→ Material for this task:
## Start

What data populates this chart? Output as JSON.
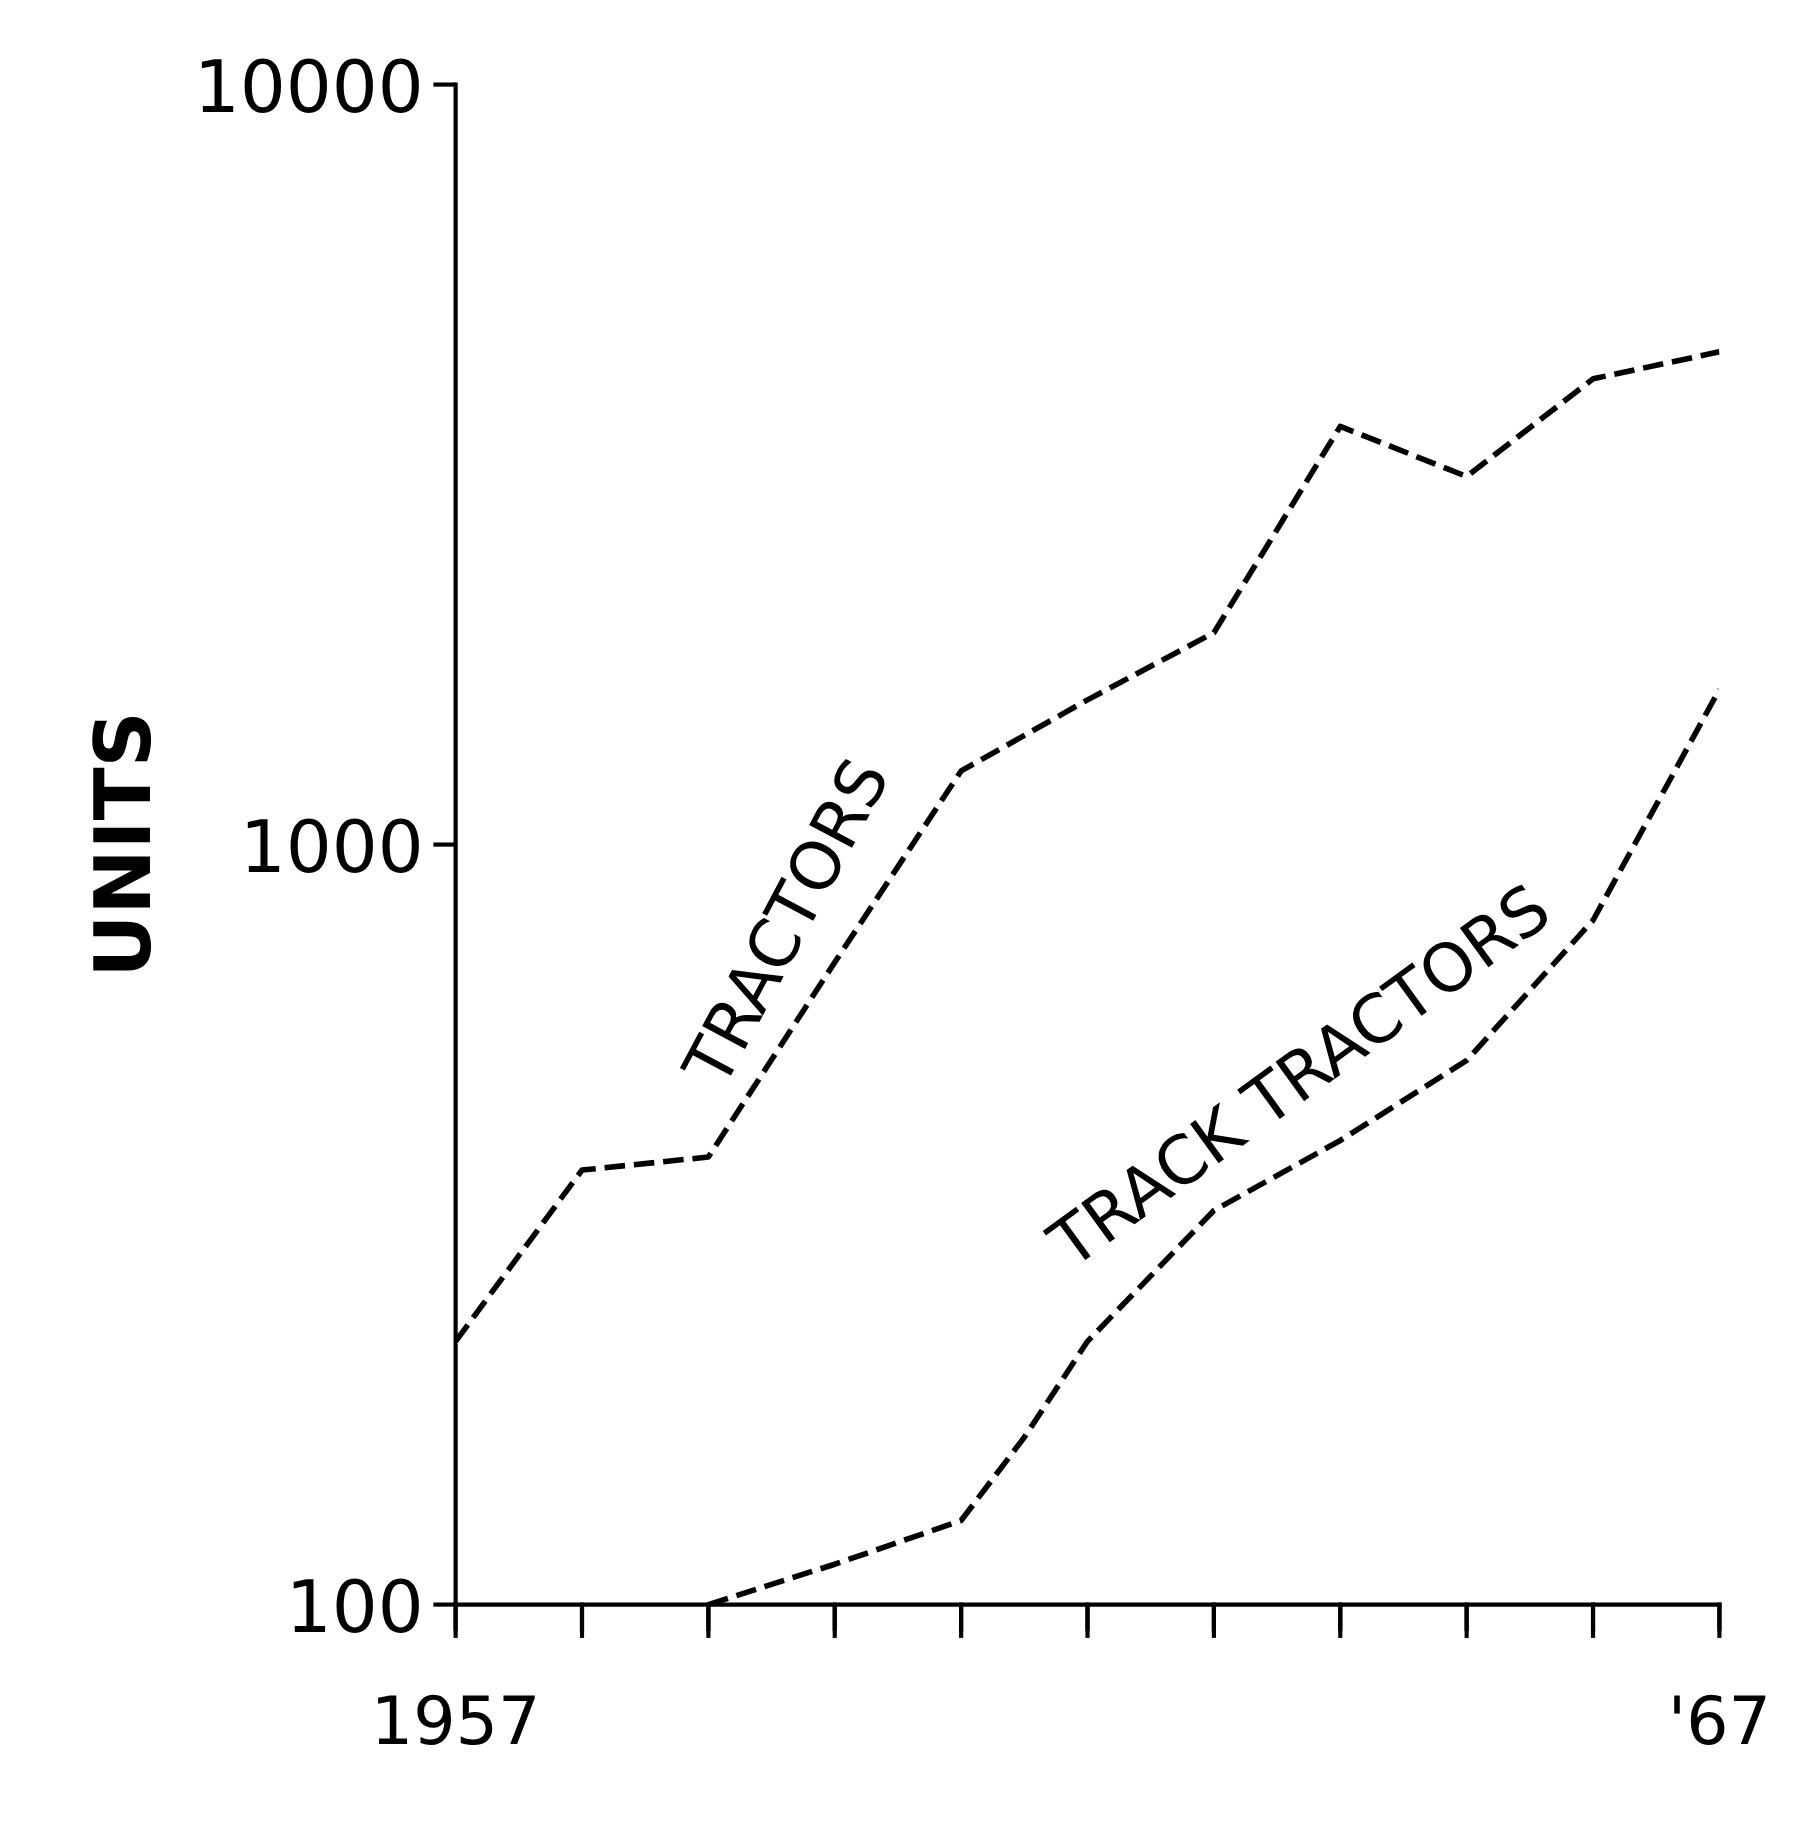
{
  "chart_data": {
    "type": "line",
    "ylabel": "UNITS",
    "log": "y",
    "grid": false,
    "legend": false,
    "line_style": "dashed",
    "marker": "none",
    "xlim": [
      1957,
      1967
    ],
    "ylim": [
      100,
      10000
    ],
    "xticks": [
      {
        "value": 1957,
        "label": "1957"
      },
      {
        "value": 1958,
        "label": null
      },
      {
        "value": 1959,
        "label": null
      },
      {
        "value": 1960,
        "label": null
      },
      {
        "value": 1961,
        "label": null
      },
      {
        "value": 1962,
        "label": null
      },
      {
        "value": 1963,
        "label": null
      },
      {
        "value": 1964,
        "label": null
      },
      {
        "value": 1965,
        "label": null
      },
      {
        "value": 1966,
        "label": null
      },
      {
        "value": 1967,
        "label": "'67"
      }
    ],
    "yticks": [
      100,
      1000,
      10000
    ],
    "series": [
      {
        "name": "TRACTORS",
        "color": "#000000",
        "x": [
          1957,
          1958,
          1959,
          1960,
          1961,
          1962,
          1963,
          1964,
          1965,
          1966,
          1967
        ],
        "values": [
          222,
          373,
          388,
          700,
          1250,
          1550,
          1900,
          3550,
          3050,
          4100,
          4450
        ]
      },
      {
        "name": "TRACK TRACTORS",
        "color": "#000000",
        "x": [
          1959,
          1960,
          1961,
          1961.5,
          1962,
          1963,
          1964,
          1965,
          1966,
          1967
        ],
        "values": [
          100,
          113,
          129,
          166,
          222,
          330,
          408,
          520,
          795,
          1600
        ]
      }
    ]
  }
}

## End

→ The request: Copy every record above exactly as written, but leave out the pictures.

→ Output for this exercise:
What data populates this chart? Output as JSON.
{
  "chart_data": {
    "type": "line",
    "ylabel": "UNITS",
    "log": "y",
    "grid": false,
    "legend": false,
    "line_style": "dashed",
    "marker": "none",
    "xlim": [
      1957,
      1967
    ],
    "ylim": [
      100,
      10000
    ],
    "xticks": [
      {
        "value": 1957,
        "label": "1957"
      },
      {
        "value": 1958,
        "label": null
      },
      {
        "value": 1959,
        "label": null
      },
      {
        "value": 1960,
        "label": null
      },
      {
        "value": 1961,
        "label": null
      },
      {
        "value": 1962,
        "label": null
      },
      {
        "value": 1963,
        "label": null
      },
      {
        "value": 1964,
        "label": null
      },
      {
        "value": 1965,
        "label": null
      },
      {
        "value": 1966,
        "label": null
      },
      {
        "value": 1967,
        "label": "'67"
      }
    ],
    "yticks": [
      100,
      1000,
      10000
    ],
    "series": [
      {
        "name": "TRACTORS",
        "color": "#000000",
        "x": [
          1957,
          1958,
          1959,
          1960,
          1961,
          1962,
          1963,
          1964,
          1965,
          1966,
          1967
        ],
        "values": [
          222,
          373,
          388,
          700,
          1250,
          1550,
          1900,
          3550,
          3050,
          4100,
          4450
        ]
      },
      {
        "name": "TRACK TRACTORS",
        "color": "#000000",
        "x": [
          1959,
          1960,
          1961,
          1961.5,
          1962,
          1963,
          1964,
          1965,
          1966,
          1967
        ],
        "values": [
          100,
          113,
          129,
          166,
          222,
          330,
          408,
          520,
          795,
          1600
        ]
      }
    ]
  }
}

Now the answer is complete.